▸ **EXERCISE BRIEF**: Print the data exactly, leaving nothing out.

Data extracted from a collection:
------------------------
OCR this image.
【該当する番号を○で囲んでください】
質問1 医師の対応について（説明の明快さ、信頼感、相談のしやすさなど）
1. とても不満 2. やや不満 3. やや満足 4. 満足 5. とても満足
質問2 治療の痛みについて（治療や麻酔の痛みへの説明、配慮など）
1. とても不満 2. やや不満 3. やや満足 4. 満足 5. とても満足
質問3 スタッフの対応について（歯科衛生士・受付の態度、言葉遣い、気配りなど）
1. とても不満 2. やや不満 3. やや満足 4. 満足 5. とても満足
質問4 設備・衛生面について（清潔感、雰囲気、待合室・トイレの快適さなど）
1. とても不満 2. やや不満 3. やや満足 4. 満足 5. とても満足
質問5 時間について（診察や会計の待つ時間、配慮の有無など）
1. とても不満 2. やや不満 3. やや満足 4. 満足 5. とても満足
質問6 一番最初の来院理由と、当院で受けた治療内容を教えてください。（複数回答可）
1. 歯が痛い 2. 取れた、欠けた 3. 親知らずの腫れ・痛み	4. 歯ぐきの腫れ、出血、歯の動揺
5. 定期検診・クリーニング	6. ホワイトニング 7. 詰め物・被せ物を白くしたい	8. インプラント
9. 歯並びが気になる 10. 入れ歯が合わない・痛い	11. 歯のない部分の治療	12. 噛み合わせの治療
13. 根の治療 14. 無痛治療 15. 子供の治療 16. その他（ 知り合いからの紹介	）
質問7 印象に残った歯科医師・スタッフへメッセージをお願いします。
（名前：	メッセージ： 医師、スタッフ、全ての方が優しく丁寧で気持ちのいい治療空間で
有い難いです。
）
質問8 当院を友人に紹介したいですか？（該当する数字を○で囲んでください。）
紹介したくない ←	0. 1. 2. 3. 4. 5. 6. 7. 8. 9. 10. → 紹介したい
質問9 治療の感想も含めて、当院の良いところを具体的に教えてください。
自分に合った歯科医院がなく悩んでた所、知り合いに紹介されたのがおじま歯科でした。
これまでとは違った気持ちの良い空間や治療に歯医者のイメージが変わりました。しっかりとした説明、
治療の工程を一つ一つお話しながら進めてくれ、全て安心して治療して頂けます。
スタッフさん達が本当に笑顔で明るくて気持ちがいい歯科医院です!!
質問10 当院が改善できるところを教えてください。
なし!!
------------------------
▸ **WORKED ANSWER**:
OCR this image.
【該当する番号を○で囲んでください】
質問1 医師の対応について（説明の明快さ、信頼感、相談のしやすさなど）
1. とても不満 2. やや不満 3. やや満足 4. 満足 5. とても満足
質問2 治療の痛みについて（治療や麻酔の痛みへの説明、配慮など）
1. とても不満 2. やや不満 3. やや満足 4. 満足 5. とても満足
質問3 スタッフの対応について（歯科衛生士・受付の態度、言葉遣い、気配りなど）
1. とても不満 2. やや不満 3. やや満足 4. 満足 5. とても満足
質問4 設備・衛生面について（清潔感、雰囲気、待合室・トイレの快適さなど）
1. とても不満 2. やや不満 3. やや満足 4. 満足 5. とても満足
質問5 時間について（診察や会計の待つ時間、配慮の有無など）
1. とても不満 2. やや不満 3. やや満足 4. 満足 5. とても満足
質問6 一番最初の来院理由と、当院で受けた治療内容を教えてください。（複数回答可）
1. 歯が痛い 2. 取れた、欠けた 3. 親知らずの腫れ・痛み	4. 歯ぐきの腫れ、出血、歯の動揺
5. 定期検診・クリーニング	6. ホワイトニング 7. 詰め物・被せ物を白くしたい	8. インプラント
9. 歯並びが気になる 10. 入れ歯が合わない・痛い	11. 歯のない部分の治療	12. 噛み合わせの治療
13. 根の治療 14. 無痛治療 15. 子供の治療 16. その他（ 知り合いからの紹介	）
質問7 印象に残った歯科医師・スタッフへメッセージをお願いします。
（名前：	メッセージ： 医師、スタッフ、全ての方が優しく丁寧で気持ちのいい治療空間で
有い難いです。
）
質問8 当院を友人に紹介したいですか？（該当する数字を○で囲んでください。）
紹介したくない ←	0. 1. 2. 3. 4. 5. 6. 7. 8. 9. 10. → 紹介したい
質問9 治療の感想も含めて、当院の良いところを具体的に教えてください。
自分に合った歯科医院がなく悩んでた所、知り合いに紹介されたのがおじま歯科でした。
これまでとは違った気持ちの良い空間や治療に歯医者のイメージが変わりました。しっかりとした説明、
治療の工程を一つ一つお話しながら進めてくれ、全て安心して治療して頂けます。
スタッフさん達が本当に笑顔で明るくて気持ちがいい歯科医院です!!
質問10 当院が改善できるところを教えてください。
なし!!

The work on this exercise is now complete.